**Given problem**. Write out every line of the material below word for word, keeping each name and its coordinates unchanged.

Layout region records

——————

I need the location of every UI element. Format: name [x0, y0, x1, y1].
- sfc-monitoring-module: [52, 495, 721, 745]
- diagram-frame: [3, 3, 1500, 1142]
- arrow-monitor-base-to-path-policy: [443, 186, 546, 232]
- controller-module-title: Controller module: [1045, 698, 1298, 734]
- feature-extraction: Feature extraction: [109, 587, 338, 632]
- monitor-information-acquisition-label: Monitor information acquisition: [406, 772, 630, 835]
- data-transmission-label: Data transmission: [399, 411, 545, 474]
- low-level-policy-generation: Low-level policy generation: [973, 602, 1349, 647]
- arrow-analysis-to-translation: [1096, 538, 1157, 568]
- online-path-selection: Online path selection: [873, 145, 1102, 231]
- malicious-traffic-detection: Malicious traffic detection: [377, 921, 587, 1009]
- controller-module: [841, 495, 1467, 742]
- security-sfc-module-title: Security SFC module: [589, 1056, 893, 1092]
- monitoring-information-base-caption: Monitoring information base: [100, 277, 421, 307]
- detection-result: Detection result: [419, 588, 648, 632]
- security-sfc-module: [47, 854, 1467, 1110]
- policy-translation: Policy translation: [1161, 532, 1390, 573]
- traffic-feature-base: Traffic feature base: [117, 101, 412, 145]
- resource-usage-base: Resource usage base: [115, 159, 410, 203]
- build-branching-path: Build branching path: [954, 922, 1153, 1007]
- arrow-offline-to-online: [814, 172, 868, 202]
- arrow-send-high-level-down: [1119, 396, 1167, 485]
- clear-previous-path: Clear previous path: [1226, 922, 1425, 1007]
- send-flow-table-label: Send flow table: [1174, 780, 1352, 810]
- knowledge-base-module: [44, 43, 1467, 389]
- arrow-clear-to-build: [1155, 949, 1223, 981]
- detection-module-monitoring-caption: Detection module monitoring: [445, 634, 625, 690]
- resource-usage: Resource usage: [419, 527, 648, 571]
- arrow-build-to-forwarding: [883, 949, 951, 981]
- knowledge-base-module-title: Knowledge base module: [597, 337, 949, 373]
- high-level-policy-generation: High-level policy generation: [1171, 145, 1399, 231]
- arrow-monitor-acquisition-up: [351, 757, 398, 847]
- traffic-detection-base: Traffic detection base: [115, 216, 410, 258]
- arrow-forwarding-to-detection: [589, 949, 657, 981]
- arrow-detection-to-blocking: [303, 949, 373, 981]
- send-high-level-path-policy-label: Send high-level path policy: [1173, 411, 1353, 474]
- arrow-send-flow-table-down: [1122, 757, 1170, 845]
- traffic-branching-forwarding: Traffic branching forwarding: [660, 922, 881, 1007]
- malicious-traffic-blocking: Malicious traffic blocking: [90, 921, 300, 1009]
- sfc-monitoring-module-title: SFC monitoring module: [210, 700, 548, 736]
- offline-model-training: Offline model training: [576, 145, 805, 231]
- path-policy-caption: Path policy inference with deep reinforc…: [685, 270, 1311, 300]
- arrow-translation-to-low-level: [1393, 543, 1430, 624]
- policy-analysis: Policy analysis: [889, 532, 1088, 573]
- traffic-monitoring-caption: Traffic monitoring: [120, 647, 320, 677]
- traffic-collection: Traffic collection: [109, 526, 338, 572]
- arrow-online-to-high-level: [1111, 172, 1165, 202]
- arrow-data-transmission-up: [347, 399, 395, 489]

——————

**The result**.
I need the location of every UI element. Format: name [x0, y0, x1, y1].
- sfc-monitoring-module: [52, 495, 721, 745]
- diagram-frame: [3, 3, 1500, 1142]
- arrow-monitor-base-to-path-policy: [443, 186, 546, 232]
- controller-module-title: Controller module: [1045, 698, 1298, 734]
- feature-extraction: Feature extraction: [109, 587, 338, 632]
- monitor-information-acquisition-label: Monitor information acquisition: [406, 772, 630, 835]
- data-transmission-label: Data transmission: [399, 411, 545, 474]
- low-level-policy-generation: Low-level policy generation: [973, 602, 1349, 647]
- arrow-analysis-to-translation: [1096, 538, 1157, 568]
- online-path-selection: Online path selection: [873, 145, 1102, 231]
- malicious-traffic-detection: Malicious traffic detection: [377, 921, 587, 1009]
- controller-module: [841, 495, 1467, 742]
- security-sfc-module-title: Security SFC module: [589, 1056, 893, 1092]
- monitoring-information-base-caption: Monitoring information base: [100, 277, 421, 307]
- detection-result: Detection result: [419, 588, 648, 632]
- security-sfc-module: [47, 854, 1467, 1110]
- policy-translation: Policy translation: [1161, 532, 1390, 573]
- traffic-feature-base: Traffic feature base: [117, 101, 412, 145]
- resource-usage-base: Resource usage base: [115, 159, 410, 203]
- build-branching-path: Build branching path: [954, 922, 1153, 1007]
- arrow-offline-to-online: [814, 172, 868, 202]
- arrow-send-high-level-down: [1119, 396, 1167, 485]
- clear-previous-path: Clear previous path: [1226, 922, 1425, 1007]
- send-flow-table-label: Send flow table: [1174, 780, 1352, 810]
- knowledge-base-module: [44, 43, 1467, 389]
- arrow-clear-to-build: [1155, 949, 1223, 981]
- detection-module-monitoring-caption: Detection module monitoring: [445, 634, 625, 690]
- resource-usage: Resource usage: [419, 527, 648, 571]
- arrow-build-to-forwarding: [883, 949, 951, 981]
- knowledge-base-module-title: Knowledge base module: [597, 337, 949, 373]
- high-level-policy-generation: High-level policy generation: [1171, 145, 1399, 231]
- arrow-monitor-acquisition-up: [351, 757, 398, 847]
- traffic-detection-base: Traffic detection base: [115, 216, 410, 258]
- arrow-forwarding-to-detection: [589, 949, 657, 981]
- arrow-detection-to-blocking: [303, 949, 373, 981]
- send-high-level-path-policy-label: Send high-level path policy: [1173, 411, 1353, 474]
- arrow-send-flow-table-down: [1122, 757, 1170, 845]
- traffic-branching-forwarding: Traffic branching forwarding: [660, 922, 881, 1007]
- malicious-traffic-blocking: Malicious traffic blocking: [90, 921, 300, 1009]
- sfc-monitoring-module-title: SFC monitoring module: [210, 700, 548, 736]
- offline-model-training: Offline model training: [576, 145, 805, 231]
- path-policy-caption: Path policy inference with deep reinforc…: [685, 270, 1311, 300]
- arrow-translation-to-low-level: [1393, 543, 1430, 624]
- policy-analysis: Policy analysis: [889, 532, 1088, 573]
- traffic-monitoring-caption: Traffic monitoring: [120, 647, 320, 677]
- traffic-collection: Traffic collection: [109, 526, 338, 572]
- arrow-online-to-high-level: [1111, 172, 1165, 202]
- arrow-data-transmission-up: [347, 399, 395, 489]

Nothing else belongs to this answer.